Short task = Every line with the string "name" should be gathered.

-- START --

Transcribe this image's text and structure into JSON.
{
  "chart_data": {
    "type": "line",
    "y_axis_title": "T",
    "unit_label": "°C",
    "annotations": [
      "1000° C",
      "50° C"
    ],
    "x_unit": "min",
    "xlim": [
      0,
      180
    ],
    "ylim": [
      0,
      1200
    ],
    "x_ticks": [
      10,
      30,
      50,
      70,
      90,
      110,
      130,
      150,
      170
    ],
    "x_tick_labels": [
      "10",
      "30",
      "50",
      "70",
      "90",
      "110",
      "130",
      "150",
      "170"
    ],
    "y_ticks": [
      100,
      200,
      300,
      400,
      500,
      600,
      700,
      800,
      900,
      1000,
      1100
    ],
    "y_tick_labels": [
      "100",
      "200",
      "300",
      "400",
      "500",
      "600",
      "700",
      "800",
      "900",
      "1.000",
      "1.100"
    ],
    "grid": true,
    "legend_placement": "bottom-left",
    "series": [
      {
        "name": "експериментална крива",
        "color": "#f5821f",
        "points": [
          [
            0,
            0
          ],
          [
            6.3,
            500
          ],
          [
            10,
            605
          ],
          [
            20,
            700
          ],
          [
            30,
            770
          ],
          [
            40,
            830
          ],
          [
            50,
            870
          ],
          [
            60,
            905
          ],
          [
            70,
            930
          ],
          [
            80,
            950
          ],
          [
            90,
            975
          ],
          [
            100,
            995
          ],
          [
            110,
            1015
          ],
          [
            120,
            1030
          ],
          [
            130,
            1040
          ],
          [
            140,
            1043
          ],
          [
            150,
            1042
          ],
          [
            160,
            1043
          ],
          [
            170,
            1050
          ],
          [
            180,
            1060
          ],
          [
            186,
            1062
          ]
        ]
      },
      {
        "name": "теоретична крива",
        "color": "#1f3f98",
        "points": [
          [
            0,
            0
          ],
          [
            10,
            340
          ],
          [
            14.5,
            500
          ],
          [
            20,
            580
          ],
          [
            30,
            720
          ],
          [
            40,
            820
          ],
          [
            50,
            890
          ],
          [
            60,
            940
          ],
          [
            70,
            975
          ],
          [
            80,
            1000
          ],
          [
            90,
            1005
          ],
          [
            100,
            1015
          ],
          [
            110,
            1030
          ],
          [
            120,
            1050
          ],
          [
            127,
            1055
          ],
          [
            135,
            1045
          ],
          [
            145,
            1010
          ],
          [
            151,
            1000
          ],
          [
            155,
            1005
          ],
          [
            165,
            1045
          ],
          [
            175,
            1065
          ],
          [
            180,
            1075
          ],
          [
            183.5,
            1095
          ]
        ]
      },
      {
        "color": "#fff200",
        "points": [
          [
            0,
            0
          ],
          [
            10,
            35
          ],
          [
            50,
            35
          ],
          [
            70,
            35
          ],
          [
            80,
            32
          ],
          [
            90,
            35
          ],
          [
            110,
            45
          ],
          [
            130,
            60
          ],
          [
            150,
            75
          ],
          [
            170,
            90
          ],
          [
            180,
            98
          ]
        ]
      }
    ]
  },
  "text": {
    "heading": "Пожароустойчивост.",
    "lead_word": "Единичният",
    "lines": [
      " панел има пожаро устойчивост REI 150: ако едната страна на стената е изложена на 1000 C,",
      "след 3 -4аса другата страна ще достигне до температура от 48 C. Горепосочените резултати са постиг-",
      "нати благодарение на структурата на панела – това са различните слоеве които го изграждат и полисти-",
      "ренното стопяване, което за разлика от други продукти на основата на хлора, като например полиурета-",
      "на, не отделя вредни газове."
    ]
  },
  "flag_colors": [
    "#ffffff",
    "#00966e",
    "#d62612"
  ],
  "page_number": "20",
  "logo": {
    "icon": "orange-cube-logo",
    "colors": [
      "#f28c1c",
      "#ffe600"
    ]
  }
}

-- END --

Output below =
        "name": "експериментална крива",
        "name": "теоретична крива",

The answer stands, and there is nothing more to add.